Saved data entries
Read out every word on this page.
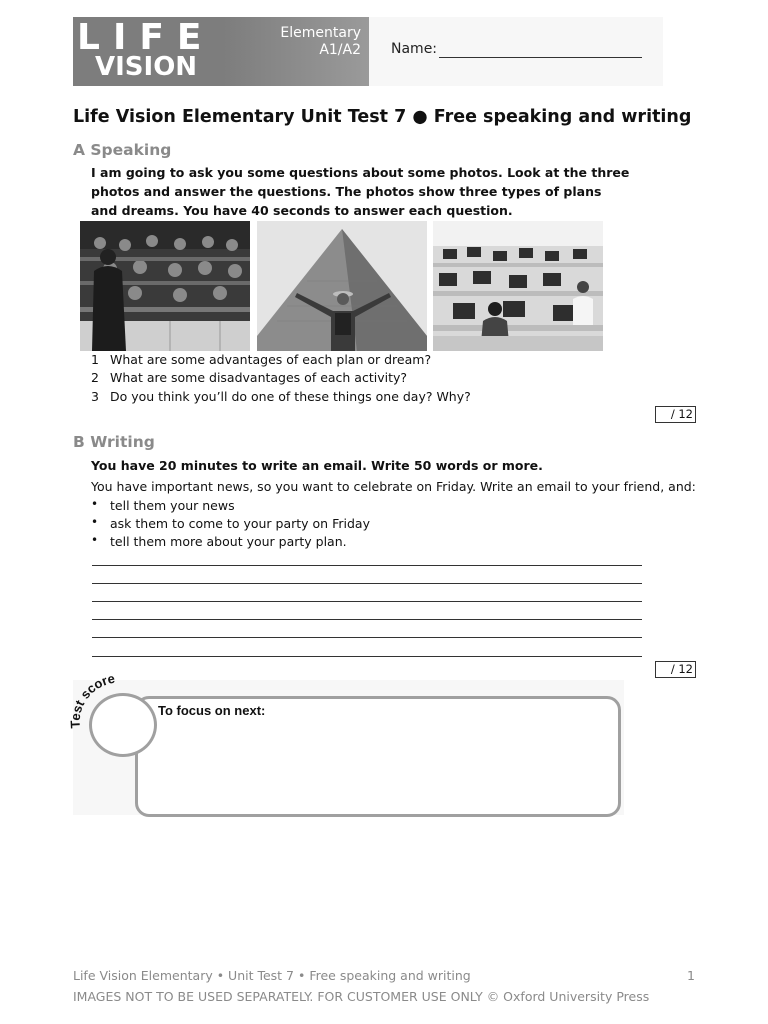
LIFE
VISION
Elementary
A1/A2 Name:
Life Vision Elementary Unit Test 7 ● Free speaking and writing
A Speaking
I am going to ask you some questions about some photos. Look at the three photos and answer the questions. The photos show three types of plans and dreams. You have 40 seconds to answer each question.
1 What are some advantages of each plan or dream?
2 What are some disadvantages of each activity?
3 Do you think you’ll do one of these things one day? Why?
/ 12
B Writing
You have 20 minutes to write an email. Write 50 words or more.
You have important news, so you want to celebrate on Friday. Write an email to your friend, and:
• tell them your news
• ask them to come to your party on Friday
• tell them more about your party plan.
/ 12
Test score
To focus on next:
Life Vision Elementary • Unit Test 7 • Free speaking and writing	1
IMAGES NOT TO BE USED SEPARATELY. FOR CUSTOMER USE ONLY © Oxford University Press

> **Do this**: Copy each line of the records that contains the word "more".

> **Solution to this exercise**:
You have 20 minutes to write an email. Write 50 words or more.
• tell them more about your party plan.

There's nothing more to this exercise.